Exercise goal ▸ Write out all the lines again, precisely as they stand, but without the images.

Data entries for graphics
▼
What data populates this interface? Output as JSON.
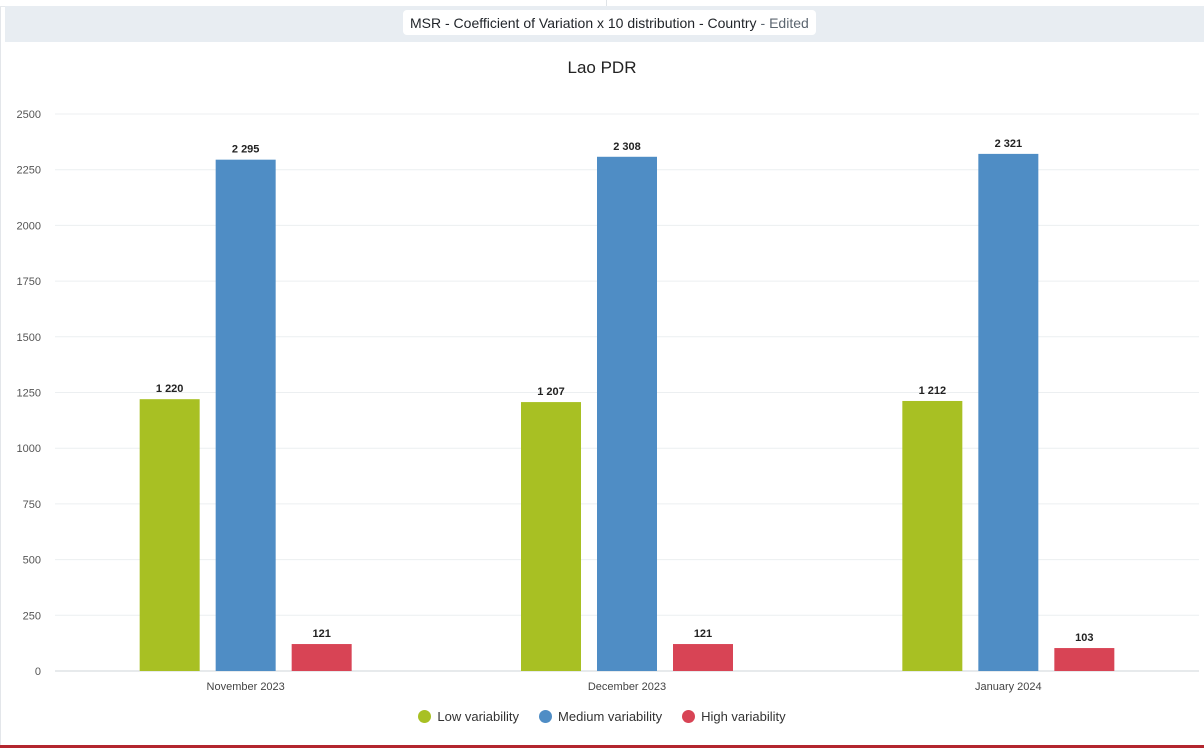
{
  "header": {
    "title": "MSR - Coefficient of Variation x 10 distribution - Country",
    "edited": "- Edited"
  },
  "chart_data": {
    "type": "bar",
    "title": "Lao PDR",
    "categories": [
      "November 2023",
      "December 2023",
      "January 2024"
    ],
    "series": [
      {
        "name": "Low variability",
        "color": "#a8c023",
        "values": [
          1220,
          1207,
          1212
        ],
        "labels": [
          "1 220",
          "1 207",
          "1 212"
        ]
      },
      {
        "name": "Medium variability",
        "color": "#4f8dc5",
        "values": [
          2295,
          2308,
          2321
        ],
        "labels": [
          "2 295",
          "2 308",
          "2 321"
        ]
      },
      {
        "name": "High variability",
        "color": "#d84455",
        "values": [
          121,
          121,
          103
        ],
        "labels": [
          "121",
          "121",
          "103"
        ]
      }
    ],
    "ylim": [
      0,
      2500
    ],
    "yticks": [
      "0",
      "250",
      "500",
      "750",
      "1000",
      "1250",
      "1500",
      "1750",
      "2000",
      "2250",
      "2500"
    ],
    "grid": true,
    "legend_position": "bottom",
    "xlabel": "",
    "ylabel": ""
  }
}
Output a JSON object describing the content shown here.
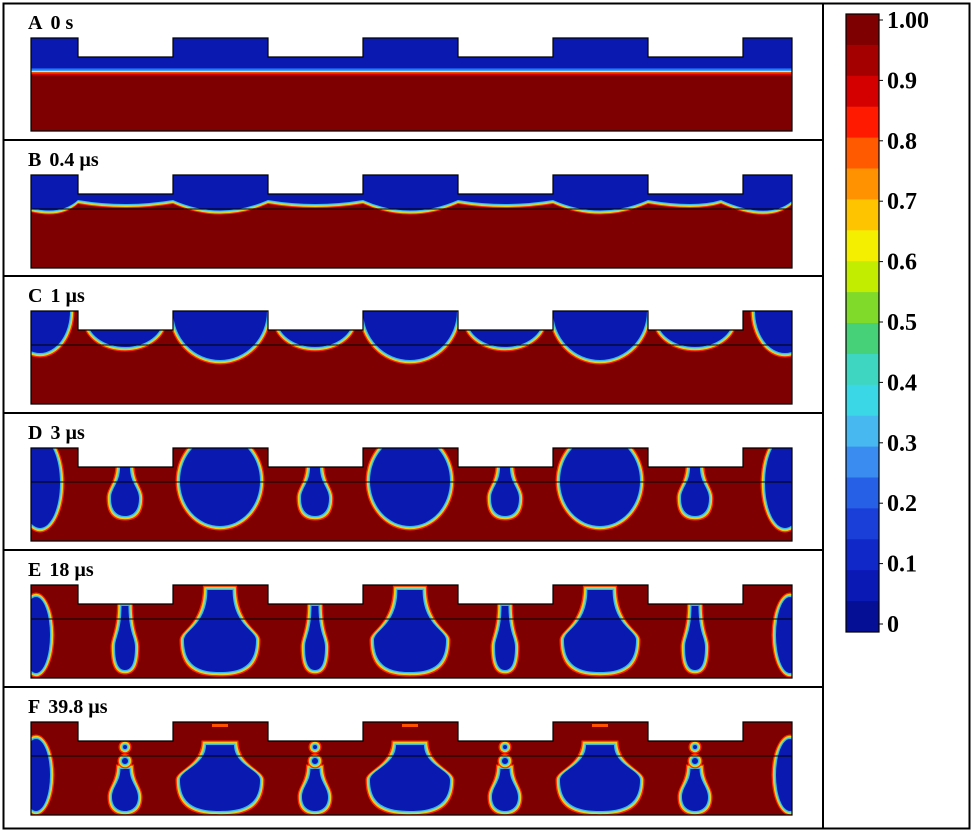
{
  "panels": [
    {
      "letter": "A",
      "time": "0 s"
    },
    {
      "letter": "B",
      "time": "0.4 µs"
    },
    {
      "letter": "C",
      "time": "1 µs"
    },
    {
      "letter": "D",
      "time": "3 µs"
    },
    {
      "letter": "E",
      "time": "18 µs"
    },
    {
      "letter": "F",
      "time": "39.8 µs"
    }
  ],
  "colorbar": {
    "labels": [
      "1.00",
      "0.9",
      "0.8",
      "0.7",
      "0.6",
      "0.5",
      "0.4",
      "0.3",
      "0.2",
      "0.1",
      "0"
    ],
    "colors_top_to_bottom": [
      "#7f0000",
      "#a50000",
      "#d40000",
      "#ff1a00",
      "#ff5a00",
      "#ff9200",
      "#ffc400",
      "#f4ee00",
      "#c2ec00",
      "#7fda2a",
      "#46d078",
      "#3ed6c0",
      "#3ad8e6",
      "#48b8f0",
      "#3a8cf0",
      "#2660e6",
      "#1a3ed8",
      "#1028c8",
      "#0a18b4",
      "#050f96"
    ]
  },
  "colors": {
    "dark_red": "#7f0000",
    "dark_blue": "#0a1ab0",
    "outline": "#000000"
  }
}
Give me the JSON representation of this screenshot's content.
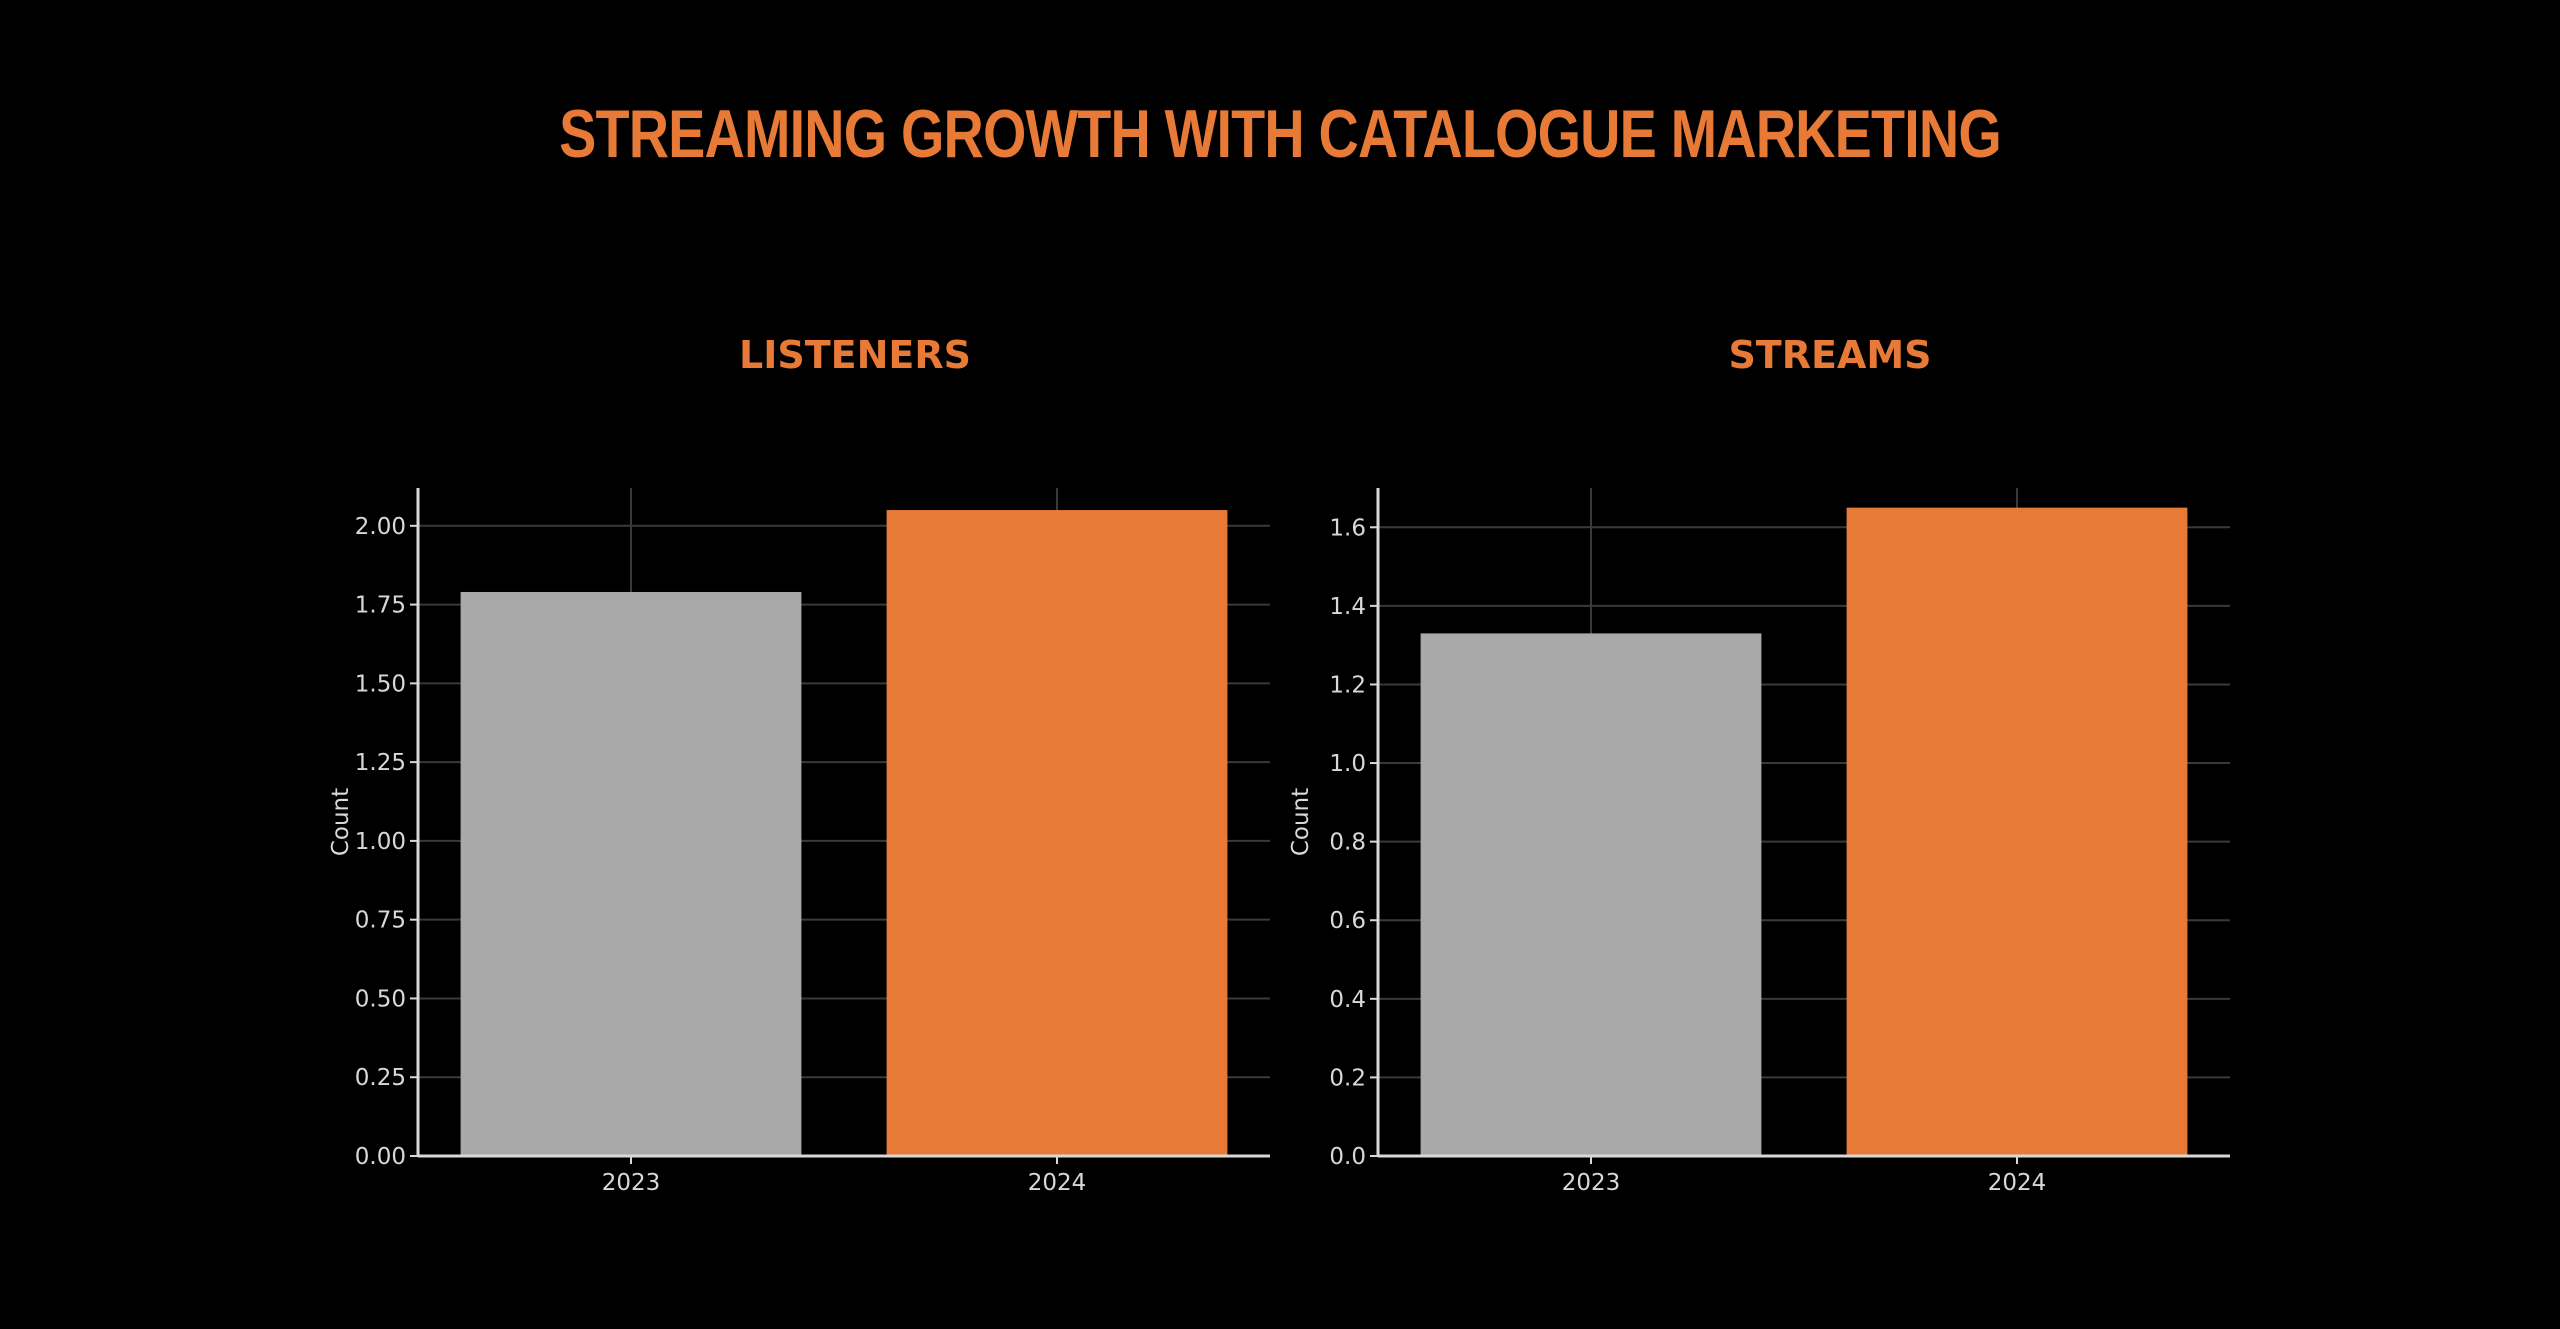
▲
Output for this task ▸
What data populates this interface? Output as JSON.
{
  "header": {
    "title": "MSR - Coefficient of Variation x 10 distribution - Country",
    "edited": "- Edited"
  },
  "chart_data": {
    "type": "bar",
    "title": "Lao PDR",
    "categories": [
      "November 2023",
      "December 2023",
      "January 2024"
    ],
    "series": [
      {
        "name": "Low variability",
        "color": "#a8c023",
        "values": [
          1220,
          1207,
          1212
        ],
        "labels": [
          "1 220",
          "1 207",
          "1 212"
        ]
      },
      {
        "name": "Medium variability",
        "color": "#4f8dc5",
        "values": [
          2295,
          2308,
          2321
        ],
        "labels": [
          "2 295",
          "2 308",
          "2 321"
        ]
      },
      {
        "name": "High variability",
        "color": "#d84455",
        "values": [
          121,
          121,
          103
        ],
        "labels": [
          "121",
          "121",
          "103"
        ]
      }
    ],
    "ylim": [
      0,
      2500
    ],
    "yticks": [
      "0",
      "250",
      "500",
      "750",
      "1000",
      "1250",
      "1500",
      "1750",
      "2000",
      "2250",
      "2500"
    ],
    "grid": true,
    "legend_position": "bottom",
    "xlabel": "",
    "ylabel": ""
  }
}
Output a JSON object describing the content shown here.
{
  "panels": [
    {
      "letter": "A",
      "time": "0 s"
    },
    {
      "letter": "B",
      "time": "0.4 µs"
    },
    {
      "letter": "C",
      "time": "1 µs"
    },
    {
      "letter": "D",
      "time": "3 µs"
    },
    {
      "letter": "E",
      "time": "18 µs"
    },
    {
      "letter": "F",
      "time": "39.8 µs"
    }
  ],
  "colorbar": {
    "labels": [
      "1.00",
      "0.9",
      "0.8",
      "0.7",
      "0.6",
      "0.5",
      "0.4",
      "0.3",
      "0.2",
      "0.1",
      "0"
    ],
    "colors_top_to_bottom": [
      "#7f0000",
      "#a50000",
      "#d40000",
      "#ff1a00",
      "#ff5a00",
      "#ff9200",
      "#ffc400",
      "#f4ee00",
      "#c2ec00",
      "#7fda2a",
      "#46d078",
      "#3ed6c0",
      "#3ad8e6",
      "#48b8f0",
      "#3a8cf0",
      "#2660e6",
      "#1a3ed8",
      "#1028c8",
      "#0a18b4",
      "#050f96"
    ]
  },
  "colors": {
    "dark_red": "#7f0000",
    "dark_blue": "#0a1ab0",
    "outline": "#000000"
  }
}
Give me the JSON representation of this screenshot's content.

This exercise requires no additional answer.